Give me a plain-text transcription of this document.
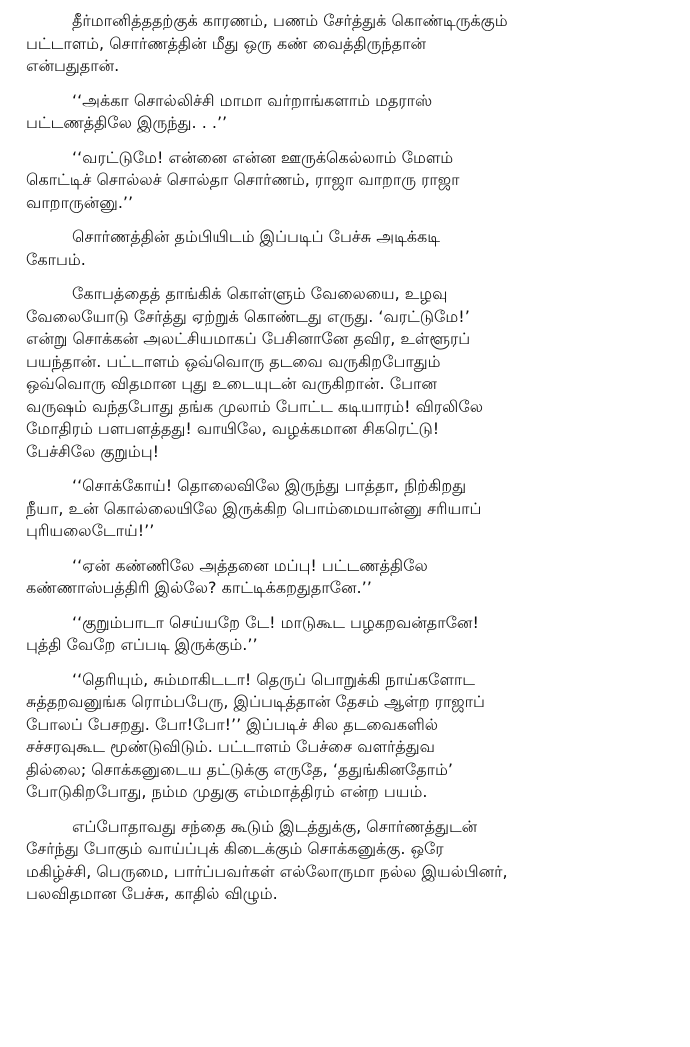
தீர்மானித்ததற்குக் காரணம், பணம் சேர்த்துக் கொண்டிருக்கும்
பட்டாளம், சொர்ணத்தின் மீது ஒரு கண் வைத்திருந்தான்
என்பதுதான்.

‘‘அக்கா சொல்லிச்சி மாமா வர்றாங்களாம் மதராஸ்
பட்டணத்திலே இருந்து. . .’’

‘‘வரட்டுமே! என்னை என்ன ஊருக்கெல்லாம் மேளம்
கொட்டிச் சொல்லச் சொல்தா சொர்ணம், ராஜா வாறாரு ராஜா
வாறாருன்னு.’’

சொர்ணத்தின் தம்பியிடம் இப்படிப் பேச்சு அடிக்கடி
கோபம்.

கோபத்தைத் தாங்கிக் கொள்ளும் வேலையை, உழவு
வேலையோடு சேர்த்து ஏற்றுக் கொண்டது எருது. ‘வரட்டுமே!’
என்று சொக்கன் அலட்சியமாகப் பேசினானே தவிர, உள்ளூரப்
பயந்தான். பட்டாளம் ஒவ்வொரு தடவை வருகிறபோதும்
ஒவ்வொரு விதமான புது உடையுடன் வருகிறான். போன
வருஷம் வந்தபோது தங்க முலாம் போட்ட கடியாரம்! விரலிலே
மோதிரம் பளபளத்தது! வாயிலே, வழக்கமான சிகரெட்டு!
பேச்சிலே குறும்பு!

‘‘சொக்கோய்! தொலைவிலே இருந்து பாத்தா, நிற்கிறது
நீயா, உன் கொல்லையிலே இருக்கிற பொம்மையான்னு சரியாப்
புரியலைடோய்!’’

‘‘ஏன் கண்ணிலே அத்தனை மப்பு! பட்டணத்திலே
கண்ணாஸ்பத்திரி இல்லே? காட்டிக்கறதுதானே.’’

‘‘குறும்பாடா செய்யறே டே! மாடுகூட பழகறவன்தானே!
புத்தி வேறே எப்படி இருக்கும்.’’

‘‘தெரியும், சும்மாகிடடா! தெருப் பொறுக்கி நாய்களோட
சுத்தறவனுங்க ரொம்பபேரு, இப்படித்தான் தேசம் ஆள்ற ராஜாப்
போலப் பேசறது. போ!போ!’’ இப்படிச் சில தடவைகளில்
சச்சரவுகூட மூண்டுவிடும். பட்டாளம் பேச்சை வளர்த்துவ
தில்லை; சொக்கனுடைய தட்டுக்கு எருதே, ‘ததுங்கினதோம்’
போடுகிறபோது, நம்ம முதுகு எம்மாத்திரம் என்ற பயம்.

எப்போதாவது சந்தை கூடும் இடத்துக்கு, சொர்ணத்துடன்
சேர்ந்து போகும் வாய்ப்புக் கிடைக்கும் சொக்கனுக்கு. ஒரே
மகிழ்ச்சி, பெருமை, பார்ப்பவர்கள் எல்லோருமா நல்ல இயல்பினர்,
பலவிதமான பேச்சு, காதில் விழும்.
:::
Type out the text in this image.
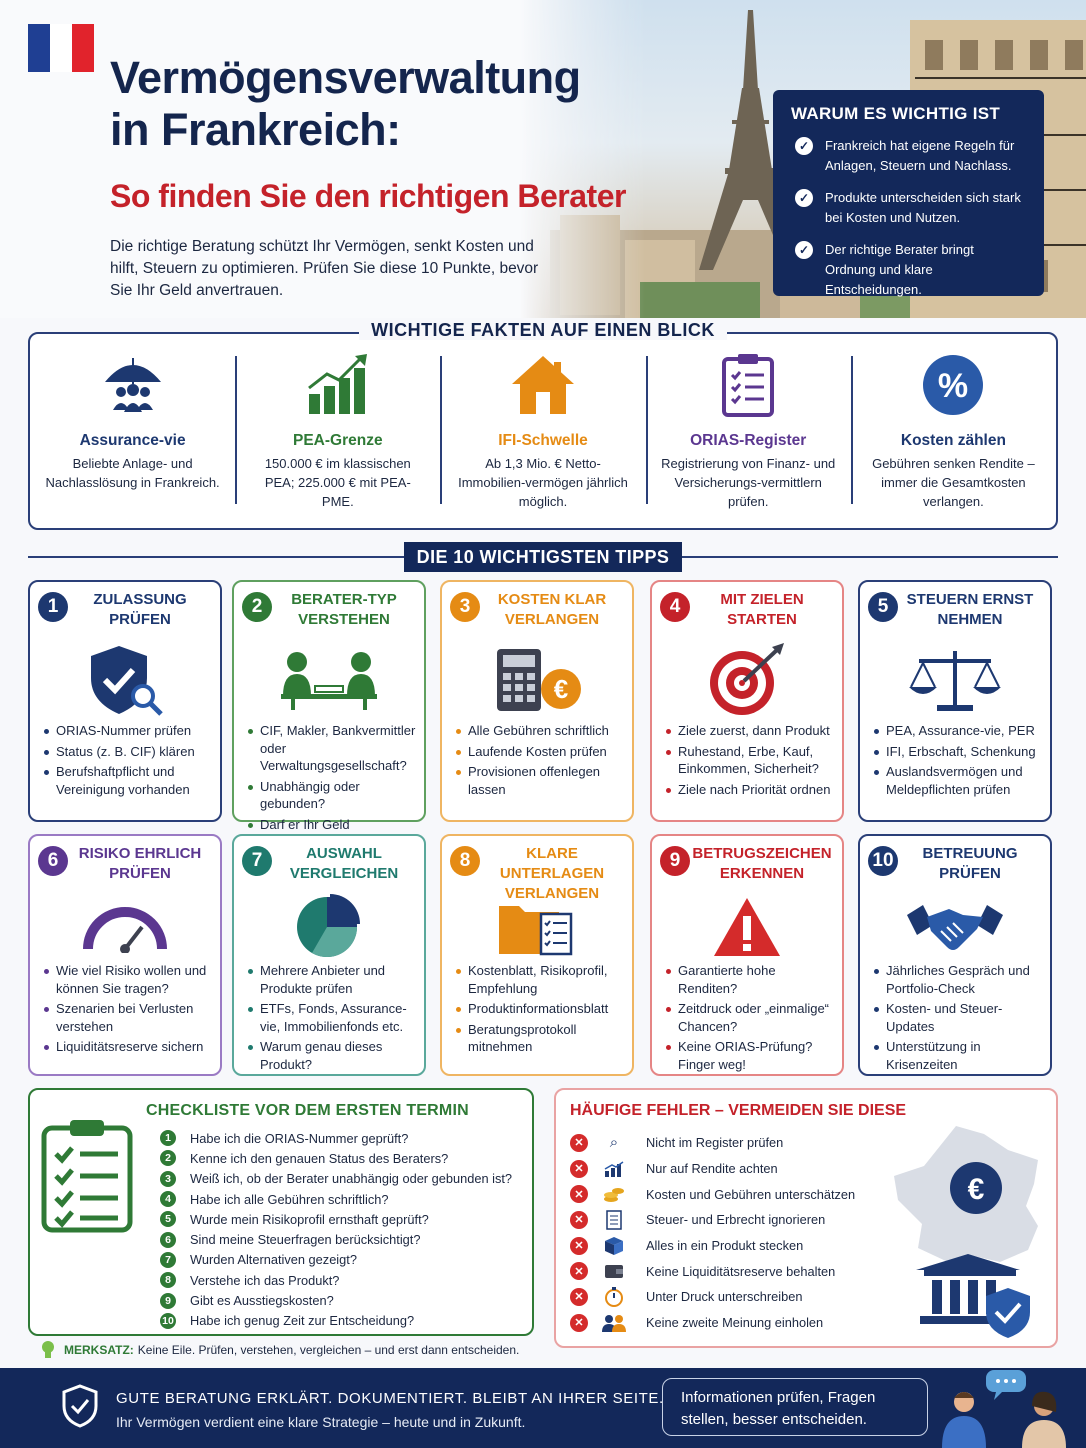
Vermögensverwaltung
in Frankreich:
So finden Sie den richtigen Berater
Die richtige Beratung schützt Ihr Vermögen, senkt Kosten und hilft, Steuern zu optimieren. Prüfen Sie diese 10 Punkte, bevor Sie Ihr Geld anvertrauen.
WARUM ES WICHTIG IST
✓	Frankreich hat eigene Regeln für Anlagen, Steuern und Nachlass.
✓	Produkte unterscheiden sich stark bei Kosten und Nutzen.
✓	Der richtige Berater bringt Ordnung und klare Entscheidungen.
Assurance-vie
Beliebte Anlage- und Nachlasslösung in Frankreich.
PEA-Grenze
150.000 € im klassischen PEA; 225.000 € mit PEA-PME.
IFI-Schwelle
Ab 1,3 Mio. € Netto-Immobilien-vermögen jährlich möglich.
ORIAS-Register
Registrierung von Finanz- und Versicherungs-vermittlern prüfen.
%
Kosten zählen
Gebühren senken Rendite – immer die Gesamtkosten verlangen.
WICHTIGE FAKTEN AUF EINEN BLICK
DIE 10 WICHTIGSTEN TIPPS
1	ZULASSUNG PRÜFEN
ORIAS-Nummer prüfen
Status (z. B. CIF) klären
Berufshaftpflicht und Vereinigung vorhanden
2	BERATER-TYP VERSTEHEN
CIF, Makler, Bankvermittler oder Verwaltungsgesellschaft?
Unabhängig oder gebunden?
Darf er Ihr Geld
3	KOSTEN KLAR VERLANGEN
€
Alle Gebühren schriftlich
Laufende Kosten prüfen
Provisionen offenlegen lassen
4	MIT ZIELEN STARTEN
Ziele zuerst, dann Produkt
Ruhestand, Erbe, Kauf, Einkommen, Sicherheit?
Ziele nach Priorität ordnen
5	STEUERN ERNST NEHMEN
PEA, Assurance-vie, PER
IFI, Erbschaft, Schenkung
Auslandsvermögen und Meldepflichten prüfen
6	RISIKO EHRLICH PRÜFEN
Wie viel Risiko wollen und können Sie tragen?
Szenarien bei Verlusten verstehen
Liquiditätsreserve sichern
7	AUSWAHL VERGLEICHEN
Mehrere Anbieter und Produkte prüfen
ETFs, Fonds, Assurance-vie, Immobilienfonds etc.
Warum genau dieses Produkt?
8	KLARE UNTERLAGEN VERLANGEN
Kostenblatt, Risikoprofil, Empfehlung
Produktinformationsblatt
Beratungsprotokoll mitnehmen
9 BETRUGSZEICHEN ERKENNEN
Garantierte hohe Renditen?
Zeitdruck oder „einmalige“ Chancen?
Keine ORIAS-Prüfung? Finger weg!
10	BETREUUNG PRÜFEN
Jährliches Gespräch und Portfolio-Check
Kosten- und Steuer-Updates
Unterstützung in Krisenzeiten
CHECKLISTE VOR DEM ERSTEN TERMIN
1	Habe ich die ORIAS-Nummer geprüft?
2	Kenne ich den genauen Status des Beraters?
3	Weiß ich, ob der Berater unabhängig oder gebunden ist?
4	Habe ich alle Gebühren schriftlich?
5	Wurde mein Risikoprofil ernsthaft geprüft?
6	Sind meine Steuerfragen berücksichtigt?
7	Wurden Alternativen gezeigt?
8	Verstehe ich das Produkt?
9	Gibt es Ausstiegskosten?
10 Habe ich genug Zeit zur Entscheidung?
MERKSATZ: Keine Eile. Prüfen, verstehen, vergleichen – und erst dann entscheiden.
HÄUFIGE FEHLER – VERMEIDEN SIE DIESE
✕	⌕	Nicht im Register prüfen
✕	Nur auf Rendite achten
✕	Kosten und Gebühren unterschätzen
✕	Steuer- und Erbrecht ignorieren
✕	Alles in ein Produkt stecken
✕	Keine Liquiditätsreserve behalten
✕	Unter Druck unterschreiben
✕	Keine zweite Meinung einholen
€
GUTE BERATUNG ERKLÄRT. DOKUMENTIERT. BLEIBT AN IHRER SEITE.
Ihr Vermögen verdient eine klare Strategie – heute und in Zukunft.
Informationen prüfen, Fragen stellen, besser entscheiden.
:::
*Instruction*
Which lines hold the word "Register"? Copy all of them.

*Right answer*
ORIAS-Register
✕	⌕	Nicht im Register prüfen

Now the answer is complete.